INSTRUCTION: Wherever a line below holds the word "text", copy that line.

Saved data entries:
= = =

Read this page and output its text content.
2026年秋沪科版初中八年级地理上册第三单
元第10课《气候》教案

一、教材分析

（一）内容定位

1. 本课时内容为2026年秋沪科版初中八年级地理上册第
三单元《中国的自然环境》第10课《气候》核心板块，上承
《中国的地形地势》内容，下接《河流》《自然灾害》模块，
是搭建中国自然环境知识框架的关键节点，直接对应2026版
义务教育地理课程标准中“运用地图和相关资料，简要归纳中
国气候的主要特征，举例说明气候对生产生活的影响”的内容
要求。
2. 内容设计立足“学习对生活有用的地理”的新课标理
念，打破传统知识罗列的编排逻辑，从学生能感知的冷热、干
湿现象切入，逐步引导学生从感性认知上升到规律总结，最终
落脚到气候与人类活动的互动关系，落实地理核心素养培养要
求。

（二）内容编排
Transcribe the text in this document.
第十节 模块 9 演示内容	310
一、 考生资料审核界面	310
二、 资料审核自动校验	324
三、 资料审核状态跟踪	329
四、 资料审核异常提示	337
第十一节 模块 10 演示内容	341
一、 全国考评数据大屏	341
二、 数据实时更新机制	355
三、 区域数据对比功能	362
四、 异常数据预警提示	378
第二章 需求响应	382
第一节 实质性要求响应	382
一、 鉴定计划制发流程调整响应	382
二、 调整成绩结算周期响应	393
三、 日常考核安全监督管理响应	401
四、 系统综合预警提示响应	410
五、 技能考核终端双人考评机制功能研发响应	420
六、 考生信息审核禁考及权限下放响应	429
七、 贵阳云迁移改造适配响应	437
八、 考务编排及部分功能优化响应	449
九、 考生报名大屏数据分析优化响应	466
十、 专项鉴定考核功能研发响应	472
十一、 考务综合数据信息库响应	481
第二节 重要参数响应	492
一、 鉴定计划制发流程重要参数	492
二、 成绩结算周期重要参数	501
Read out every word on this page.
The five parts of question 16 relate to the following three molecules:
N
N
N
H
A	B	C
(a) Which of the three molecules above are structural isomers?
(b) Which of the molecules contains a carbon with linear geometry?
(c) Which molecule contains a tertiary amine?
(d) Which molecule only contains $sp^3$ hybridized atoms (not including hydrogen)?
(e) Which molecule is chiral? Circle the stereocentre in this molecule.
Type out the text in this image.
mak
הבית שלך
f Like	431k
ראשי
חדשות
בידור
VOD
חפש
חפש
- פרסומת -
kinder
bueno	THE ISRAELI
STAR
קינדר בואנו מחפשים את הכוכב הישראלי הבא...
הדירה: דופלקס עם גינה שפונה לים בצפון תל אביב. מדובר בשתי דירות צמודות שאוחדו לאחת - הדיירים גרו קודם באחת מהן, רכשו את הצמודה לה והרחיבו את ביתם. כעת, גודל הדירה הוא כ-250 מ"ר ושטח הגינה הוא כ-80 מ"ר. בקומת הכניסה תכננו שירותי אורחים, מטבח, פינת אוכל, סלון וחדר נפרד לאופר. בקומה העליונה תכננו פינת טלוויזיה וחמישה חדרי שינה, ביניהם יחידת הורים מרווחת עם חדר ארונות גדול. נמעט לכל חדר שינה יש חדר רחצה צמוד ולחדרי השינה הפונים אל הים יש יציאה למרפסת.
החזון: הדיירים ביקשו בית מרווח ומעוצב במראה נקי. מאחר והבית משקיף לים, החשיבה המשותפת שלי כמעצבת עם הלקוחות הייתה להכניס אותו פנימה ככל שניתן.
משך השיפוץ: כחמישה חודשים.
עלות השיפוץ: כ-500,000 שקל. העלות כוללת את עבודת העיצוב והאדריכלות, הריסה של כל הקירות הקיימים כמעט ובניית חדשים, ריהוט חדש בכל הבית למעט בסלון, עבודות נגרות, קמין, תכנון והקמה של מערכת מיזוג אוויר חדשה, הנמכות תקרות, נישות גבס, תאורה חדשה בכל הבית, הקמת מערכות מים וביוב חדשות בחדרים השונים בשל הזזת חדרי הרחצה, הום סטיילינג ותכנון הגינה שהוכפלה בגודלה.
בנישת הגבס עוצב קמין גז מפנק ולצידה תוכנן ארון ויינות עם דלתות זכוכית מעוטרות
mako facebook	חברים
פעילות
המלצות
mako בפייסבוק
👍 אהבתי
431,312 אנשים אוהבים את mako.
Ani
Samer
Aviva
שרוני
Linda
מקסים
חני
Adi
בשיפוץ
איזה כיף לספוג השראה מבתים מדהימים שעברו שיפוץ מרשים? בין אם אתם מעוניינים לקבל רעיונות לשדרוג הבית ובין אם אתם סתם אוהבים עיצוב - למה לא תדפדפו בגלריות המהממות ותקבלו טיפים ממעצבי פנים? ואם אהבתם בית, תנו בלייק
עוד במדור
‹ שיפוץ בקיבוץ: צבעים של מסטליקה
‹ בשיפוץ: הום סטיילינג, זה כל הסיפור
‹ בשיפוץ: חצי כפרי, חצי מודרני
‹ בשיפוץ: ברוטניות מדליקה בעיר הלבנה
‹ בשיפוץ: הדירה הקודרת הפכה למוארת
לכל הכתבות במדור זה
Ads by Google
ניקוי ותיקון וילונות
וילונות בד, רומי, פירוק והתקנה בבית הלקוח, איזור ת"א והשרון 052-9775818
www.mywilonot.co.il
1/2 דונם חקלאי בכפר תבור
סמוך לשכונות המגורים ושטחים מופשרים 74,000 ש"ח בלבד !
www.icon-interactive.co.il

= = =

EXERCISE RESULT:
Read this page and output its text content.
Transcribe the text in this document.
Type out the text in this image.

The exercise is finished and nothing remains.